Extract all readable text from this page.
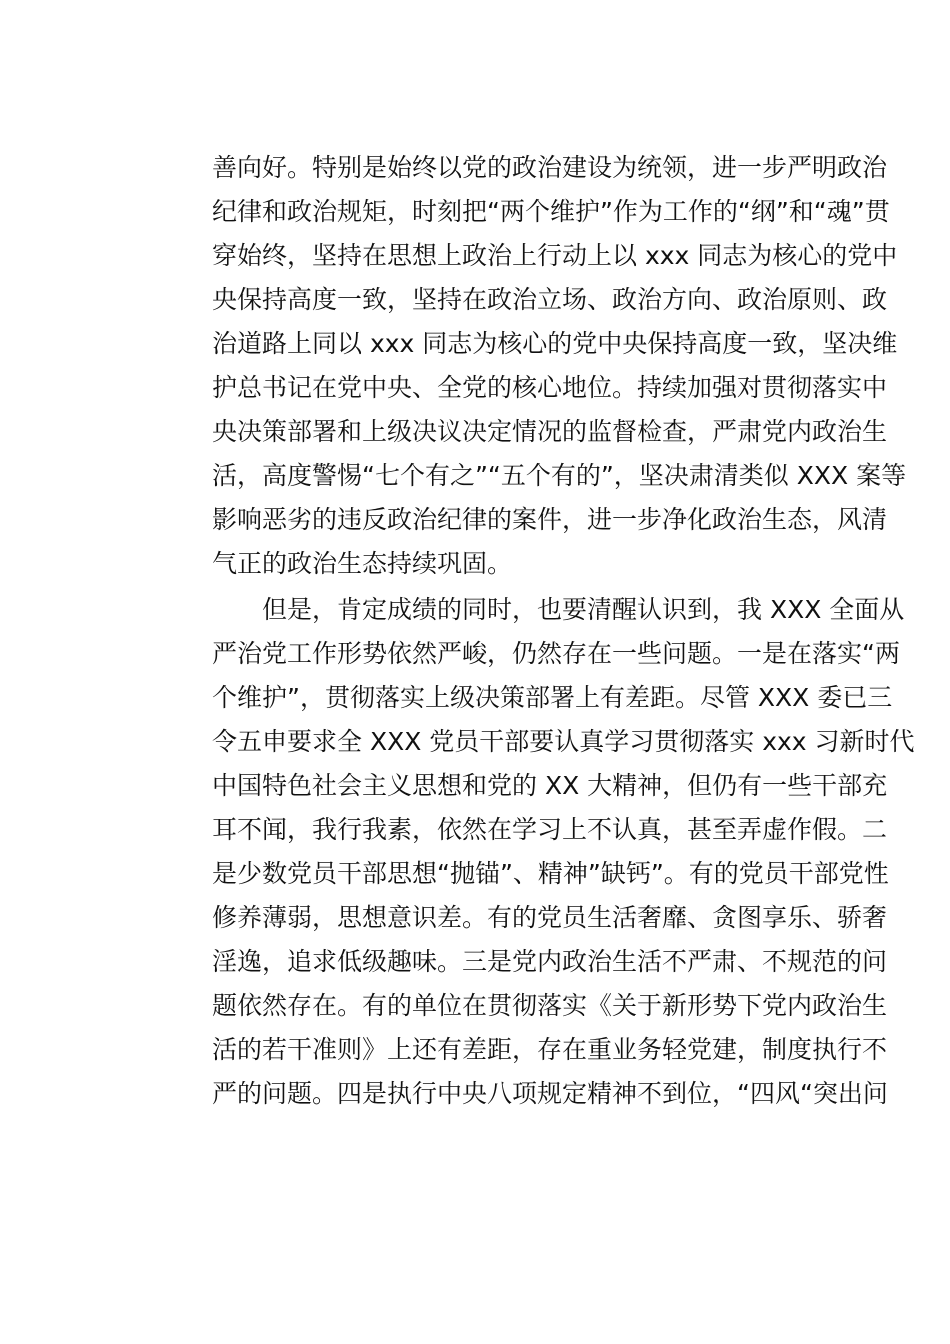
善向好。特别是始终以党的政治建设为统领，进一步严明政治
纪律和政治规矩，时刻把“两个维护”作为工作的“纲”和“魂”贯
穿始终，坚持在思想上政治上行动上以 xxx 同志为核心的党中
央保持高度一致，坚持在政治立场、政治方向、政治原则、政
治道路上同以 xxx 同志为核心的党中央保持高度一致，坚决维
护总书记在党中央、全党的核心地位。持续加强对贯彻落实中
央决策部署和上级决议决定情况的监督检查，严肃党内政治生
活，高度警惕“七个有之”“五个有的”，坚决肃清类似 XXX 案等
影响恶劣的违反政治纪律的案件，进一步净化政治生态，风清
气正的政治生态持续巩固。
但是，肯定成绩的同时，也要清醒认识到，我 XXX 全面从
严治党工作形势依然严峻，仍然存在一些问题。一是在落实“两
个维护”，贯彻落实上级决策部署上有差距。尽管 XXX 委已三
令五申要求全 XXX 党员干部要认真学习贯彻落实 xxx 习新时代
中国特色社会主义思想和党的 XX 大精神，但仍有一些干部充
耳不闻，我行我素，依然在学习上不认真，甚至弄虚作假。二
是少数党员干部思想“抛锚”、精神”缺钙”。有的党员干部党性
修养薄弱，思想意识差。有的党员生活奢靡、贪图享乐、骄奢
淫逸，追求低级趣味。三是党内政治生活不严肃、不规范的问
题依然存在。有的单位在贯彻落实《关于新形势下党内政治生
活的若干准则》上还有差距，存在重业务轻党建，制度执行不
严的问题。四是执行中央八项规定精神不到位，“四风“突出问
......
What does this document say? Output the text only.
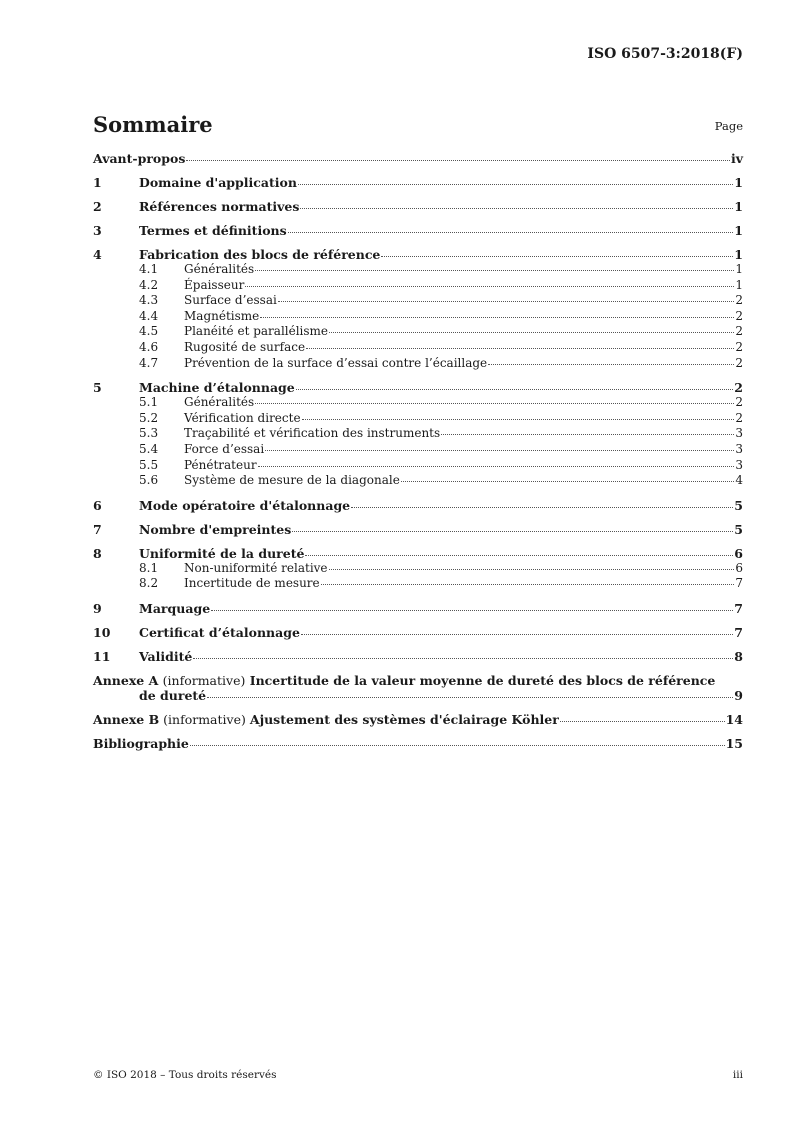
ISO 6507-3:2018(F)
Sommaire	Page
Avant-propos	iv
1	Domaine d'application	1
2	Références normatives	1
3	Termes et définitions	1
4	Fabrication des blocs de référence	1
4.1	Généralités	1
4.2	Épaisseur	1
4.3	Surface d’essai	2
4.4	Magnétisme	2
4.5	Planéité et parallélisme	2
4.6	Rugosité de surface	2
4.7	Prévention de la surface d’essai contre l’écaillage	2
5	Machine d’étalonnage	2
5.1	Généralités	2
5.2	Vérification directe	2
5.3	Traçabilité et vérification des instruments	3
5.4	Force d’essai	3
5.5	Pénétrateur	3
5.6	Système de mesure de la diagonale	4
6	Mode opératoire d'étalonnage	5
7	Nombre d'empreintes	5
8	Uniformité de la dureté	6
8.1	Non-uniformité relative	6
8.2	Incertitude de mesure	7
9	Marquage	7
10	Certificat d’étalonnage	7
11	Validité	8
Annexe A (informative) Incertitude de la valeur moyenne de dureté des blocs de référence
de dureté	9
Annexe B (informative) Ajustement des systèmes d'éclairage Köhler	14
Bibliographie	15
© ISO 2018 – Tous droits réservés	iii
......
• DO THIS:
Scan the data above and copy every line with "essai" in it.

• FULL OUTPUT:
4.3	Surface d’essai	2
4.7	Prévention de la surface d’essai contre l’écaillage	2
5.4	Force d’essai	3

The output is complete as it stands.